* **Task to carry out**
The data must be returned in full and exactly as given.

(Collected data entries)
--- start ---
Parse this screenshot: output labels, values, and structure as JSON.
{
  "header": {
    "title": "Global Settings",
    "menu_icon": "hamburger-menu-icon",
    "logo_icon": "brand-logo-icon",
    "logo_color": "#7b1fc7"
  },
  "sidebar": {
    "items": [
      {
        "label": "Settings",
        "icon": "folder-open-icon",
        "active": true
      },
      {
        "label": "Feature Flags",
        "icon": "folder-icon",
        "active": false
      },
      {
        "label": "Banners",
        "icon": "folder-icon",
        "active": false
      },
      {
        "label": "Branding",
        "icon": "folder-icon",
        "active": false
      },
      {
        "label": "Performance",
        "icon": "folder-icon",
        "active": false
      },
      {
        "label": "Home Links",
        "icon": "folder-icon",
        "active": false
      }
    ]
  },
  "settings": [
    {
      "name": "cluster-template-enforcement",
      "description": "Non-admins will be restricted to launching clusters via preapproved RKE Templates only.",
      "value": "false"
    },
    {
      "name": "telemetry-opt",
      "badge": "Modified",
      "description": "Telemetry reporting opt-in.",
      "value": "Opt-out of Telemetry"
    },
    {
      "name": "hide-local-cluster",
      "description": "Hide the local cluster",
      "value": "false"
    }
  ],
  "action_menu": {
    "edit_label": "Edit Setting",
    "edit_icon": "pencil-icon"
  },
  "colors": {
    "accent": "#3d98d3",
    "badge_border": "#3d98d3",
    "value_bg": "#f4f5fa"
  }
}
--- end ---
* **Problem solution**
Parse this screenshot: output labels, values, and structure as JSON.
{
  "header": {
    "title": "Global Settings",
    "menu_icon": "hamburger-menu-icon",
    "logo_icon": "brand-logo-icon",
    "logo_color": "#7b1fc7"
  },
  "sidebar": {
    "items": [
      {
        "label": "Settings",
        "icon": "folder-open-icon",
        "active": true
      },
      {
        "label": "Feature Flags",
        "icon": "folder-icon",
        "active": false
      },
      {
        "label": "Banners",
        "icon": "folder-icon",
        "active": false
      },
      {
        "label": "Branding",
        "icon": "folder-icon",
        "active": false
      },
      {
        "label": "Performance",
        "icon": "folder-icon",
        "active": false
      },
      {
        "label": "Home Links",
        "icon": "folder-icon",
        "active": false
      }
    ]
  },
  "settings": [
    {
      "name": "cluster-template-enforcement",
      "description": "Non-admins will be restricted to launching clusters via preapproved RKE Templates only.",
      "value": "false"
    },
    {
      "name": "telemetry-opt",
      "badge": "Modified",
      "description": "Telemetry reporting opt-in.",
      "value": "Opt-out of Telemetry"
    },
    {
      "name": "hide-local-cluster",
      "description": "Hide the local cluster",
      "value": "false"
    }
  ],
  "action_menu": {
    "edit_label": "Edit Setting",
    "edit_icon": "pencil-icon"
  },
  "colors": {
    "accent": "#3d98d3",
    "badge_border": "#3d98d3",
    "value_bg": "#f4f5fa"
  }
}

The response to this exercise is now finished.